**Work to complete:** Take every line that has the string "JSON" and copy it out.

**Data lines:**

▬▬▬▬▬▬▬▬▬▬

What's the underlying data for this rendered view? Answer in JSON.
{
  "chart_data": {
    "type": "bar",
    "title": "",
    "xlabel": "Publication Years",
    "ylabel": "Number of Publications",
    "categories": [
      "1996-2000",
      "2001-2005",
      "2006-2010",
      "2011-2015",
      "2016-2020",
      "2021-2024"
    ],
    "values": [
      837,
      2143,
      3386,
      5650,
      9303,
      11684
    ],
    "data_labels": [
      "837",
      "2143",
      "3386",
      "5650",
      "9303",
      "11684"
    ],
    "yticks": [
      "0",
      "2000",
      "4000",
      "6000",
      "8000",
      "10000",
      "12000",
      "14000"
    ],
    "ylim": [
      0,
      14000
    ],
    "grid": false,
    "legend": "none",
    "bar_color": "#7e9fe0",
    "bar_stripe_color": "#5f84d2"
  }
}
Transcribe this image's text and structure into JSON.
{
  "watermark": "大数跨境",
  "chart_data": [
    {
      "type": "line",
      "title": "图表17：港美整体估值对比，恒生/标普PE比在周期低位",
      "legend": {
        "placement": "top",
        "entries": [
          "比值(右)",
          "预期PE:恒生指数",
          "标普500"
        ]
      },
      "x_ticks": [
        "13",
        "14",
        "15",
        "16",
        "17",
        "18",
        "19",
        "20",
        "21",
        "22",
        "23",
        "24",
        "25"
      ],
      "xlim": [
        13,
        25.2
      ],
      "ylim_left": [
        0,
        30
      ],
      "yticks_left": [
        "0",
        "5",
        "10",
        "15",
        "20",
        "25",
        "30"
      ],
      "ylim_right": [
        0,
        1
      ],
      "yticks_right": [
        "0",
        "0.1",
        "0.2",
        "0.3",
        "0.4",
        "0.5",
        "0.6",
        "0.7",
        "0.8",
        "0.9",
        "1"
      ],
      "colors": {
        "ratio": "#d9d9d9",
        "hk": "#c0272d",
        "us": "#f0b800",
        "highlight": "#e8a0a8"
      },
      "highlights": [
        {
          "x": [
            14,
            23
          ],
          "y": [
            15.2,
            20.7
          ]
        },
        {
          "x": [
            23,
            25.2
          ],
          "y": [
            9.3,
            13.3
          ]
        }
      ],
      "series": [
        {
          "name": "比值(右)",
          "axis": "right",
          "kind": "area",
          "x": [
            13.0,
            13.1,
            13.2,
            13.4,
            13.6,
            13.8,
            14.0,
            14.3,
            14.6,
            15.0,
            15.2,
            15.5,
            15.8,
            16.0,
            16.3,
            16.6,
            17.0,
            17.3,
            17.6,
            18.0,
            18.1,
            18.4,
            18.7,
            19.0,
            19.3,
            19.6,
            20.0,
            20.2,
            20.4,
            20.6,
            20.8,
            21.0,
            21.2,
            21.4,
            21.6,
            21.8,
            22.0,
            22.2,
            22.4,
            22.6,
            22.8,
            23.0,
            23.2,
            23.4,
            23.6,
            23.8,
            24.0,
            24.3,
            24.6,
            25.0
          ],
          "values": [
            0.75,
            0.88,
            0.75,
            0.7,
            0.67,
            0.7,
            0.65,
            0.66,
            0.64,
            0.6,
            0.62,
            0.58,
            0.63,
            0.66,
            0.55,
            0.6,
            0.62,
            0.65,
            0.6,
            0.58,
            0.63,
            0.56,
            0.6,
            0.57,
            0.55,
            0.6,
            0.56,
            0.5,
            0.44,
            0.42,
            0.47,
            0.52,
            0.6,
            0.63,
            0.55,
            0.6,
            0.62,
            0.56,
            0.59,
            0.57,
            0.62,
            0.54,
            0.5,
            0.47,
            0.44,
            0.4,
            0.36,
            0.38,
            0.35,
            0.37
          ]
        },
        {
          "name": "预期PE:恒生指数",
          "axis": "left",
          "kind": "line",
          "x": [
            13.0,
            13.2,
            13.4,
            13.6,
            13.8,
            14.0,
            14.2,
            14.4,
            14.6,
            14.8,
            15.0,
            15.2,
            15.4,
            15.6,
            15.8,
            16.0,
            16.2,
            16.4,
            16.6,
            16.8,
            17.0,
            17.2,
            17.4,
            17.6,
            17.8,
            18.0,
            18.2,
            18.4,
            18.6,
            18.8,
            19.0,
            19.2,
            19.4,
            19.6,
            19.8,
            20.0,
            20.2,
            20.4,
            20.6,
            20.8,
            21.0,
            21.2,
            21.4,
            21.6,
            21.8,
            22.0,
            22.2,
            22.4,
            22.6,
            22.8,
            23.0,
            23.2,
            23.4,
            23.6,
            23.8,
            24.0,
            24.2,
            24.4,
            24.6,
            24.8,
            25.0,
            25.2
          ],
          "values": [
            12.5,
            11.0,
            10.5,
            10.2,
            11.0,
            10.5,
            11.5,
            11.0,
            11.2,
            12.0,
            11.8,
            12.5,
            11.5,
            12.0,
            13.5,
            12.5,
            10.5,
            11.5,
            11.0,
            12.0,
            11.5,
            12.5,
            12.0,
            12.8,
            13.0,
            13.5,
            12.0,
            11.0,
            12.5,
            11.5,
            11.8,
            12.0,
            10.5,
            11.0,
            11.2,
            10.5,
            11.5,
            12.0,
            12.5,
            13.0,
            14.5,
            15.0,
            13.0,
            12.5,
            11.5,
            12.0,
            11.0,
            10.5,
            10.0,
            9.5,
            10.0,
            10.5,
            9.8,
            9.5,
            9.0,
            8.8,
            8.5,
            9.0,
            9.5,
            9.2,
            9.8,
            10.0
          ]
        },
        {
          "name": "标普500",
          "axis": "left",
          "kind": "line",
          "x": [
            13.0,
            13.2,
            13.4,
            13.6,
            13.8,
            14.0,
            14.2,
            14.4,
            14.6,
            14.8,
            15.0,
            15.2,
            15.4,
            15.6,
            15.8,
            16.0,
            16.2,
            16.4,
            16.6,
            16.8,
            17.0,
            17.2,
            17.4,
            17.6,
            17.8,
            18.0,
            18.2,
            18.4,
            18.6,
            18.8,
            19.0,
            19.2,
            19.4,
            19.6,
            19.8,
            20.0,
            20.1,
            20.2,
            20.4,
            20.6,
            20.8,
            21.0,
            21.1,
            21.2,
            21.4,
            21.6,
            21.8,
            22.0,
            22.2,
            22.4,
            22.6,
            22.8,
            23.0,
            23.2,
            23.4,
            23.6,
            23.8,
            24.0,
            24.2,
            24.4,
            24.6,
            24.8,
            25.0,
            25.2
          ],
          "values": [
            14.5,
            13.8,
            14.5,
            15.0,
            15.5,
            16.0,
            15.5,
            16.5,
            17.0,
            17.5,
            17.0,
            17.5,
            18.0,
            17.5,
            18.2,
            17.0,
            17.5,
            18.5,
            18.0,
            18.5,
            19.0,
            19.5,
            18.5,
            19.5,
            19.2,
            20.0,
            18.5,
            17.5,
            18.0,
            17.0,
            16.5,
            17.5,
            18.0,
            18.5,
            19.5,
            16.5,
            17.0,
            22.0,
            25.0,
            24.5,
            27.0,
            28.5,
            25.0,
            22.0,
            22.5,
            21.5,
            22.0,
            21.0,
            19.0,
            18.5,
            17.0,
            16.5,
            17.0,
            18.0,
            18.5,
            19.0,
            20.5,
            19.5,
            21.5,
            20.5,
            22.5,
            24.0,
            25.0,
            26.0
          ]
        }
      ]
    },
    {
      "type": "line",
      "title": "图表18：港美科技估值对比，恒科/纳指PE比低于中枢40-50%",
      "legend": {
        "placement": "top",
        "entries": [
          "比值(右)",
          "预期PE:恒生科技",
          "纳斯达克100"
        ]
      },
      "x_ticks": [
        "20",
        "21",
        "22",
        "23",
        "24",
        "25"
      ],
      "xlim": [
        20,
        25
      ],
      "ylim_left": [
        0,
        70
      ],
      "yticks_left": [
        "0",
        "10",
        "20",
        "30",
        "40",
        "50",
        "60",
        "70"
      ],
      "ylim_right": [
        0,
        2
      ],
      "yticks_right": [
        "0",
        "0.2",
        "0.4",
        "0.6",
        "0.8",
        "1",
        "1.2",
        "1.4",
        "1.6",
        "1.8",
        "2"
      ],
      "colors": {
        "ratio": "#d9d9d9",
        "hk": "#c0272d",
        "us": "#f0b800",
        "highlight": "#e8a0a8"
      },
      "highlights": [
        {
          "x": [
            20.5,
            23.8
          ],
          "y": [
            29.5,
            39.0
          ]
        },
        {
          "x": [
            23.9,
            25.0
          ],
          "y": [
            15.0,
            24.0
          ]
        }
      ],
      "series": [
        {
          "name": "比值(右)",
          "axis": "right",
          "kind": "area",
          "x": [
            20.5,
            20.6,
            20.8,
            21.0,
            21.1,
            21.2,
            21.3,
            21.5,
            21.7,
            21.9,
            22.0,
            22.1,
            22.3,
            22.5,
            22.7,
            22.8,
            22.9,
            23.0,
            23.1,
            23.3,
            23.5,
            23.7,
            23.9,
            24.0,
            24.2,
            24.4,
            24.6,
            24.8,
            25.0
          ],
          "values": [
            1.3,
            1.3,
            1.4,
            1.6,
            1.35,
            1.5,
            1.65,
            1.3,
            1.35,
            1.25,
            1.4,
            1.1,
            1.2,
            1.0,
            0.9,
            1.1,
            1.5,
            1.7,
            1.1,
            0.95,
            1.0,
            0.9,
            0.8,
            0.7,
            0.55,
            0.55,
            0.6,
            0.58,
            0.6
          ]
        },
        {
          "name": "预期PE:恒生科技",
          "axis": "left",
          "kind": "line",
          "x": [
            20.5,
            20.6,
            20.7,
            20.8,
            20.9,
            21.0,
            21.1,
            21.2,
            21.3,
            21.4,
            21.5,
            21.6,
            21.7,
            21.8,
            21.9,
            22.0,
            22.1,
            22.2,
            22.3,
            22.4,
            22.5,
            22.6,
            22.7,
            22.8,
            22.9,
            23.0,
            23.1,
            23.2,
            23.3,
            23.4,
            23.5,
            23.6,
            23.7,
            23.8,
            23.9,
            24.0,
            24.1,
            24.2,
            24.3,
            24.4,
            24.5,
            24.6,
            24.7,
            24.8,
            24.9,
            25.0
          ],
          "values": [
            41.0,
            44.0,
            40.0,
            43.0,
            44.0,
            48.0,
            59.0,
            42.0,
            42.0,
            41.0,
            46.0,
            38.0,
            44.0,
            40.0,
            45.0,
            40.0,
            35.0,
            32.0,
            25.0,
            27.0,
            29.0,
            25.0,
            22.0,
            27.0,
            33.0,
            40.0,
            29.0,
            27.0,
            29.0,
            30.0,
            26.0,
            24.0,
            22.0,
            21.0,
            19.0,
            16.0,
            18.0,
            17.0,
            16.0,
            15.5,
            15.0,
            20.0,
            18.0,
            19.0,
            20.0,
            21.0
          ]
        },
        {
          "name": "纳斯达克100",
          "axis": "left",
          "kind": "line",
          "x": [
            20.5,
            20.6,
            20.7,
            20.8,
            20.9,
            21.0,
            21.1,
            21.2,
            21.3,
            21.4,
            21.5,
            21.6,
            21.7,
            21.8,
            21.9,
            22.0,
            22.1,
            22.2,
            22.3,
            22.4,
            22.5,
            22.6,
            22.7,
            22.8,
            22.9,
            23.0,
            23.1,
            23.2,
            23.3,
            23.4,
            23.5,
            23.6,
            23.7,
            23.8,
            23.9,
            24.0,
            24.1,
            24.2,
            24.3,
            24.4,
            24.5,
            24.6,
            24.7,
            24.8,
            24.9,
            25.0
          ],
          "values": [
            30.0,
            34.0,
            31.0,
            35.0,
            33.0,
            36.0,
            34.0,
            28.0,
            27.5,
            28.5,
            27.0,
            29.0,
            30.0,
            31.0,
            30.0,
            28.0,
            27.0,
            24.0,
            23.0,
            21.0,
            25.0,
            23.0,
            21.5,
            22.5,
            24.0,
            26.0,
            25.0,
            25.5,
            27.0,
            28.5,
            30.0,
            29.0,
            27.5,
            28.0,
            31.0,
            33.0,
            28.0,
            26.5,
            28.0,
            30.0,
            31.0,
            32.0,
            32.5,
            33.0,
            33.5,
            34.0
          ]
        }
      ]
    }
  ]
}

▬▬▬▬▬▬▬▬▬▬

**Finished task:**
What's the underlying data for this rendered view? Answer in JSON.
Transcribe this image's text and structure into JSON.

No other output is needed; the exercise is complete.